What you have to do
Check every line below for the word "document" and copy the ones that have it.

Extracted records
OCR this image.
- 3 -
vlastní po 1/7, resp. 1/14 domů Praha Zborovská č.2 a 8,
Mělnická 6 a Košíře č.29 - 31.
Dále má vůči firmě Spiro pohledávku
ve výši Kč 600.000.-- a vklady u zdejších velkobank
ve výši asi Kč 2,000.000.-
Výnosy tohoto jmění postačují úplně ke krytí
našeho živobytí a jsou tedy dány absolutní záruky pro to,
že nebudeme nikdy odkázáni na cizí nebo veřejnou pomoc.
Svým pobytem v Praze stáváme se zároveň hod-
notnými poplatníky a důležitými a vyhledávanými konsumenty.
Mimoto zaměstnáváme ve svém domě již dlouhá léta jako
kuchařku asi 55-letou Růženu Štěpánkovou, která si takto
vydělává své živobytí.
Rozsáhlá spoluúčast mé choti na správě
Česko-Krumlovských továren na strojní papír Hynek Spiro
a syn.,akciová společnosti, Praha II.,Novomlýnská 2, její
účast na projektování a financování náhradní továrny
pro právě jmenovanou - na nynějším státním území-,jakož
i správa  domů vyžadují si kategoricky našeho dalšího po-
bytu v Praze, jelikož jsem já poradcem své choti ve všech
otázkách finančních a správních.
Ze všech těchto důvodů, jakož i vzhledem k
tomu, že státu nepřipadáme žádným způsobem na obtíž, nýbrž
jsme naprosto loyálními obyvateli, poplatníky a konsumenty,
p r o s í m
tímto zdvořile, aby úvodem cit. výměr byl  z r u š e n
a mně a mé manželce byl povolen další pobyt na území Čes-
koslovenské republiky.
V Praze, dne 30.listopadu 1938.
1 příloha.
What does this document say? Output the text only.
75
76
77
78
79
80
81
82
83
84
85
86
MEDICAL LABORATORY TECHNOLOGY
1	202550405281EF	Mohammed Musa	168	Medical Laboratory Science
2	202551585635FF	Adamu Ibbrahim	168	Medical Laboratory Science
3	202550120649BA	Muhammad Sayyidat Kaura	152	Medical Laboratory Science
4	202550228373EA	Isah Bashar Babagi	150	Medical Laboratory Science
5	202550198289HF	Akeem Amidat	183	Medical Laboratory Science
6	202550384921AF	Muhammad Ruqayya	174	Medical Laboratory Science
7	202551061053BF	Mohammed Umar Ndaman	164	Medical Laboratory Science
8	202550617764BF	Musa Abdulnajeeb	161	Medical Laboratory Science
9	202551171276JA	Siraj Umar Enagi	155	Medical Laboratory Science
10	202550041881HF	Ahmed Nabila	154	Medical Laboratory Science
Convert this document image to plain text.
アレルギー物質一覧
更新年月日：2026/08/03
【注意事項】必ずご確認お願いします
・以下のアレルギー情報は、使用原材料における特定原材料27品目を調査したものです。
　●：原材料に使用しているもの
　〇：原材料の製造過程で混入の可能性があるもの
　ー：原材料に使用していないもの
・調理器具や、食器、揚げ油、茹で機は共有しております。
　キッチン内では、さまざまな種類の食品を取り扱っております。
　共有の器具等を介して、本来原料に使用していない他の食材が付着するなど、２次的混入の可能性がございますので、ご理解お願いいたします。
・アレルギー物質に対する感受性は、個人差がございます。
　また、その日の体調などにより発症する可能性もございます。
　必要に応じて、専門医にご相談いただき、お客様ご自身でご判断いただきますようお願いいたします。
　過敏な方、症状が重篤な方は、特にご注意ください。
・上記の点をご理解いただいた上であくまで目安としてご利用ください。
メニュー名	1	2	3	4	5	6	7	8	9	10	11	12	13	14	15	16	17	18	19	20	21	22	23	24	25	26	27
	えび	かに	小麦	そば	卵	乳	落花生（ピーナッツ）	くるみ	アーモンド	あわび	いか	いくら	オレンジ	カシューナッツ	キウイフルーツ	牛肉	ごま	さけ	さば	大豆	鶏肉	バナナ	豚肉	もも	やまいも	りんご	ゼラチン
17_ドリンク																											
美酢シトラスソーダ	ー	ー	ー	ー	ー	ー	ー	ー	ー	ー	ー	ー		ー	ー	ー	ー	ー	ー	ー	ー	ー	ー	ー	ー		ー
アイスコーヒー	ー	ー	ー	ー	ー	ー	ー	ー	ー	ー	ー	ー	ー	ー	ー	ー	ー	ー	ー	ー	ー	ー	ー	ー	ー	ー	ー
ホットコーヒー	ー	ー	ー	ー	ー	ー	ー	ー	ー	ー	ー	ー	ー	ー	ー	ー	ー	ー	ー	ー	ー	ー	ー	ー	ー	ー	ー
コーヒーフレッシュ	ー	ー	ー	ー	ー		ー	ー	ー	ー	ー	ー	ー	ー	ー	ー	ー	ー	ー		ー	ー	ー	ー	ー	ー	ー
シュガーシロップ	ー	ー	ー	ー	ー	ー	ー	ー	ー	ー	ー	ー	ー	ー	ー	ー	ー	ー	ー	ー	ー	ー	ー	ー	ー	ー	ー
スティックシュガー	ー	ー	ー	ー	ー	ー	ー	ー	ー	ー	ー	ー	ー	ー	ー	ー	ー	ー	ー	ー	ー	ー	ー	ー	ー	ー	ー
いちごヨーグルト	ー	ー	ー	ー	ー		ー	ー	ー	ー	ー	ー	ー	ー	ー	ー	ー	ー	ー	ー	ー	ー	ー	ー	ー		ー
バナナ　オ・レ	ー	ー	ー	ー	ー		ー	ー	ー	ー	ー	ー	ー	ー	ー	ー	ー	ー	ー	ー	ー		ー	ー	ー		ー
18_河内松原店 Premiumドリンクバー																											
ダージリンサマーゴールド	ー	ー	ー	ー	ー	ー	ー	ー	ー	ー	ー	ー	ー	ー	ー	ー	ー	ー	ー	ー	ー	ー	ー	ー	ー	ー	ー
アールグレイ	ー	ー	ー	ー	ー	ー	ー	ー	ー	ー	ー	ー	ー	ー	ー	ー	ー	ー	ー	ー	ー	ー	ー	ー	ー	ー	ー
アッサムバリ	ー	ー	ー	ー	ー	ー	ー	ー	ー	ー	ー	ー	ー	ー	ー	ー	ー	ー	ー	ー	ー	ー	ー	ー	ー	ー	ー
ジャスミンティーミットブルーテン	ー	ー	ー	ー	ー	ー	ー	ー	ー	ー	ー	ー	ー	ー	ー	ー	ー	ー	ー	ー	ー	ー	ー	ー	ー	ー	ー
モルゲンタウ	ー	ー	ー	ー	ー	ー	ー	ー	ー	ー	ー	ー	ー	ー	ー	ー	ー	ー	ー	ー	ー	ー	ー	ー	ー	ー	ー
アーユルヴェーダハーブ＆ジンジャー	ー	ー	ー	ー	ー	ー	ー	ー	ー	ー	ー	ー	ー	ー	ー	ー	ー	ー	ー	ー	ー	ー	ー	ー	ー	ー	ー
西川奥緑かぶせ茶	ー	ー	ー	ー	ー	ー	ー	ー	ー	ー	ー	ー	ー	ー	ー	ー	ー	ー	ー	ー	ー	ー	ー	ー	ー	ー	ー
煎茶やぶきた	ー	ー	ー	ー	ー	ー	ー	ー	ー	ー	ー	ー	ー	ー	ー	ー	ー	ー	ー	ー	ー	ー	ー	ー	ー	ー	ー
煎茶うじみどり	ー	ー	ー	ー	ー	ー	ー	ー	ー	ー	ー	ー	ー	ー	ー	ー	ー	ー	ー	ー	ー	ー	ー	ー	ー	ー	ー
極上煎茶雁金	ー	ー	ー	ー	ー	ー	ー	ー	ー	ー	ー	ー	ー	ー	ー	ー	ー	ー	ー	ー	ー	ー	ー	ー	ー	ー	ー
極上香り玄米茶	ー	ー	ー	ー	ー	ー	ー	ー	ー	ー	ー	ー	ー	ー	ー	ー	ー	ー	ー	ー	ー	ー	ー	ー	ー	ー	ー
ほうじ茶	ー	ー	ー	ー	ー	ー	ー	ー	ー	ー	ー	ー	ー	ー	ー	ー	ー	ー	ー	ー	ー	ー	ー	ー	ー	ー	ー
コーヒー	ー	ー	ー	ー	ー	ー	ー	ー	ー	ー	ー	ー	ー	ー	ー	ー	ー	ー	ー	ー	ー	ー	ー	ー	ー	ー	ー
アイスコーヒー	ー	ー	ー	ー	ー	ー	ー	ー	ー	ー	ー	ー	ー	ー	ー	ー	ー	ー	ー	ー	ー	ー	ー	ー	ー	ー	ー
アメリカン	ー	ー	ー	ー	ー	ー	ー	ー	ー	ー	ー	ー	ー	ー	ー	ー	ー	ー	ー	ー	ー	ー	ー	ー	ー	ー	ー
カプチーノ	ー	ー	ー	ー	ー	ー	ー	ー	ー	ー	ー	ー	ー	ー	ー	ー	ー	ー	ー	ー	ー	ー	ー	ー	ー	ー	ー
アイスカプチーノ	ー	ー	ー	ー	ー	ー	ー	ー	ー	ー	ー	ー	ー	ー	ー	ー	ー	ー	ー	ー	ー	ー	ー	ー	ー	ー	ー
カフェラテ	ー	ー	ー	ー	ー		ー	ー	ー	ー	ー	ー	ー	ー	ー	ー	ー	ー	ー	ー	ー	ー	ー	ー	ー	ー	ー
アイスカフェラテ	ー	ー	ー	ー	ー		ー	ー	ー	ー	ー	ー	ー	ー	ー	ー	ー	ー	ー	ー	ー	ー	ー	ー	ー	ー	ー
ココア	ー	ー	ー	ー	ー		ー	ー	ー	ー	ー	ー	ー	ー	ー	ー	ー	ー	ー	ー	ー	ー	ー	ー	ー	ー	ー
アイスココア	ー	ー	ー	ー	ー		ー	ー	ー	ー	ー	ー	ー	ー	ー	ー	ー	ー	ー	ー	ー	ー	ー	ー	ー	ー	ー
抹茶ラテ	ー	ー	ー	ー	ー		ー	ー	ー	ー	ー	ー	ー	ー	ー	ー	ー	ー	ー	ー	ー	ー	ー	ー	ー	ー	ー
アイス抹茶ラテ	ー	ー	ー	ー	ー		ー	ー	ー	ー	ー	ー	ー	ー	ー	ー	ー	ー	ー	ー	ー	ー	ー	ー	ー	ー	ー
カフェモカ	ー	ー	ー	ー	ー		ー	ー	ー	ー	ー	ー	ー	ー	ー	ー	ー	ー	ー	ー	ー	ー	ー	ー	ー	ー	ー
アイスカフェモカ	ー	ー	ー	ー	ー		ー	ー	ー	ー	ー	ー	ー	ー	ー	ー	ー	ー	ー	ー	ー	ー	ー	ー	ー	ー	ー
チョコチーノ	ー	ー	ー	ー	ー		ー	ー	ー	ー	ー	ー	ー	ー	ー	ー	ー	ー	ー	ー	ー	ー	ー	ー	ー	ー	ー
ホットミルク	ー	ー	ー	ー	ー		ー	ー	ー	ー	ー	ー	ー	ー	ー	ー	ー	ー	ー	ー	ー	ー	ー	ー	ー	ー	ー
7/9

...

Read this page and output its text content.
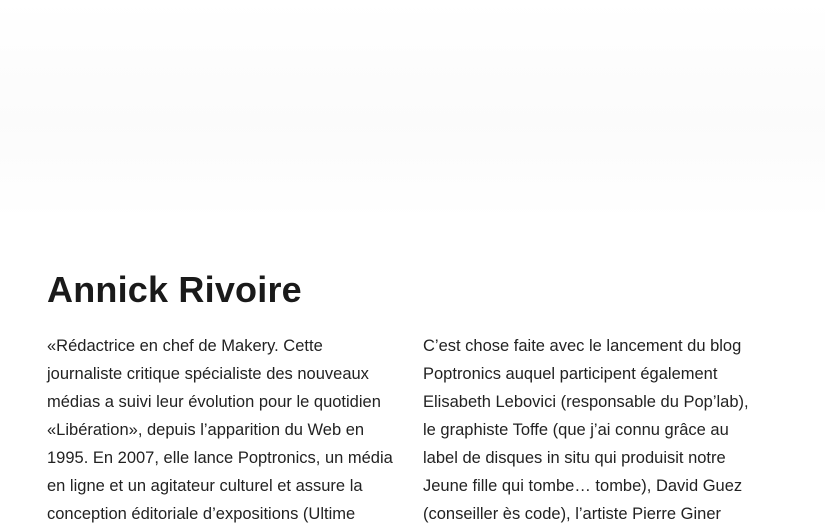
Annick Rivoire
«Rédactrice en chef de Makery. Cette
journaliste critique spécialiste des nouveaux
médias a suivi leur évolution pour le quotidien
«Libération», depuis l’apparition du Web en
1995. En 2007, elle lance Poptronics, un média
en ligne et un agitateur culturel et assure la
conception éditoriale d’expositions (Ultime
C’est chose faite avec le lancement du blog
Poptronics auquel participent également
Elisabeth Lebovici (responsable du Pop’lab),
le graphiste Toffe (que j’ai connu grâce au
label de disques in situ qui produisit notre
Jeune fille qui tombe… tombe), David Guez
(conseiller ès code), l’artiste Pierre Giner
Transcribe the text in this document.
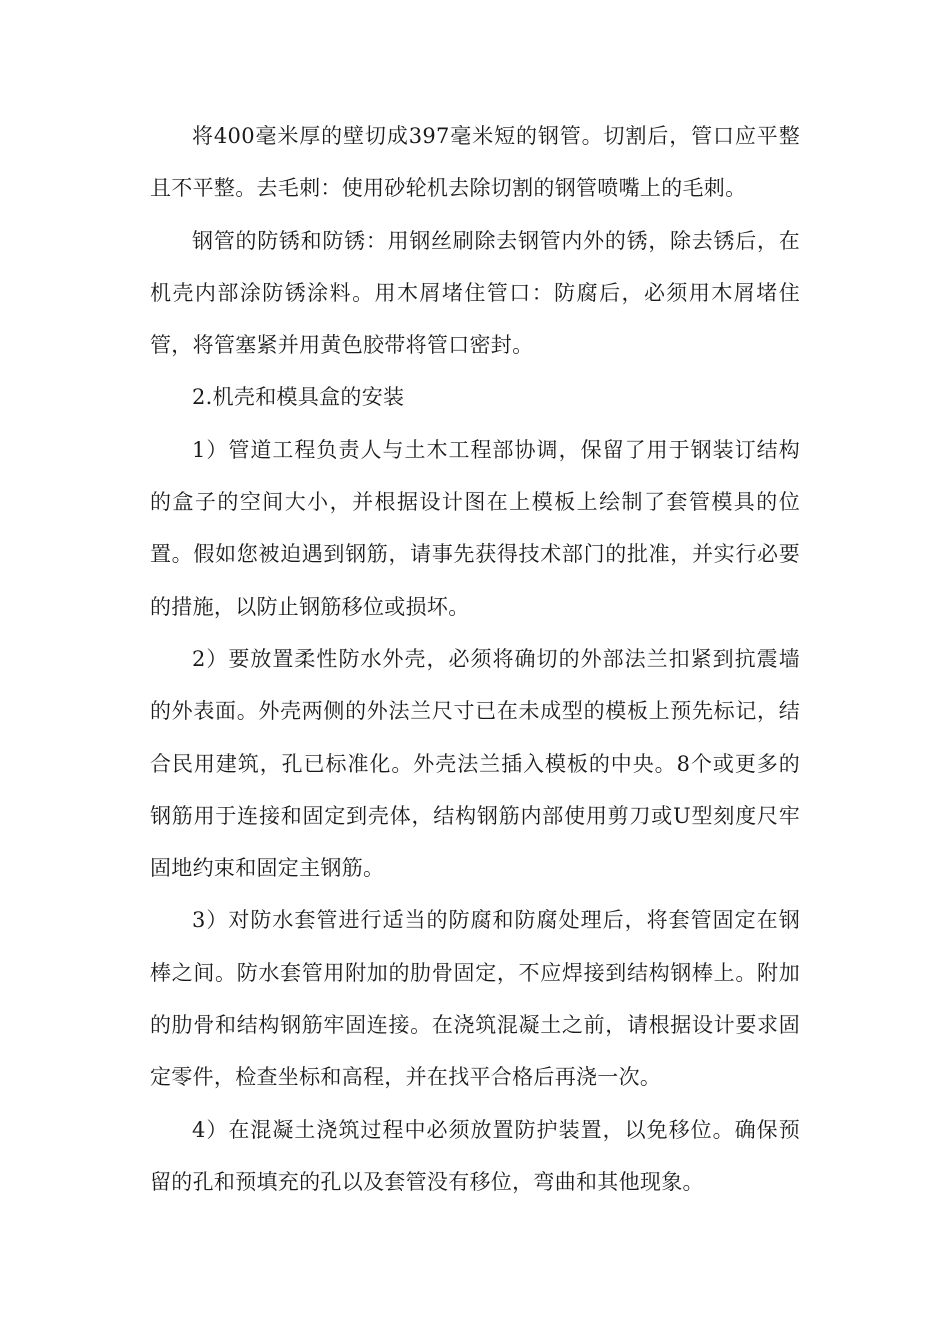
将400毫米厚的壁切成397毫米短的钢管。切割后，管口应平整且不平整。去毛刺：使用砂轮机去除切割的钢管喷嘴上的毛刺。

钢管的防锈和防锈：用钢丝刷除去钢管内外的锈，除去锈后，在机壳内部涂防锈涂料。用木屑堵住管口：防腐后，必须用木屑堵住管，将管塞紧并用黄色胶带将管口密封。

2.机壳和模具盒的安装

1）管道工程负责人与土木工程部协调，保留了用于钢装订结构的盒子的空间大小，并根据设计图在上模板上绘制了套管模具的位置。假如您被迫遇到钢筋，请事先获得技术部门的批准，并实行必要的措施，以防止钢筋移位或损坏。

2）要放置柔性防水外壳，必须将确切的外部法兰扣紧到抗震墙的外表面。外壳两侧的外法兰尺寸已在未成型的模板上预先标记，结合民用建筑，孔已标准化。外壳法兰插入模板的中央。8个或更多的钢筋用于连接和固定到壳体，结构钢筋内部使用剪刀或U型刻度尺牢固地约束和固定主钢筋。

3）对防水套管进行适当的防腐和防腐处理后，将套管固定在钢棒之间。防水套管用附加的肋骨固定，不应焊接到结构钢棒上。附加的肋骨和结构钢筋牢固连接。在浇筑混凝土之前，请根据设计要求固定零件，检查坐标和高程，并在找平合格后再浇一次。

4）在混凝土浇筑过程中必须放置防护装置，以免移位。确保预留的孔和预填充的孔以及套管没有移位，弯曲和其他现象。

Correct result
What does this document say? Output the text only.
Convert this document image to plain text.
Transcribe the text in this document.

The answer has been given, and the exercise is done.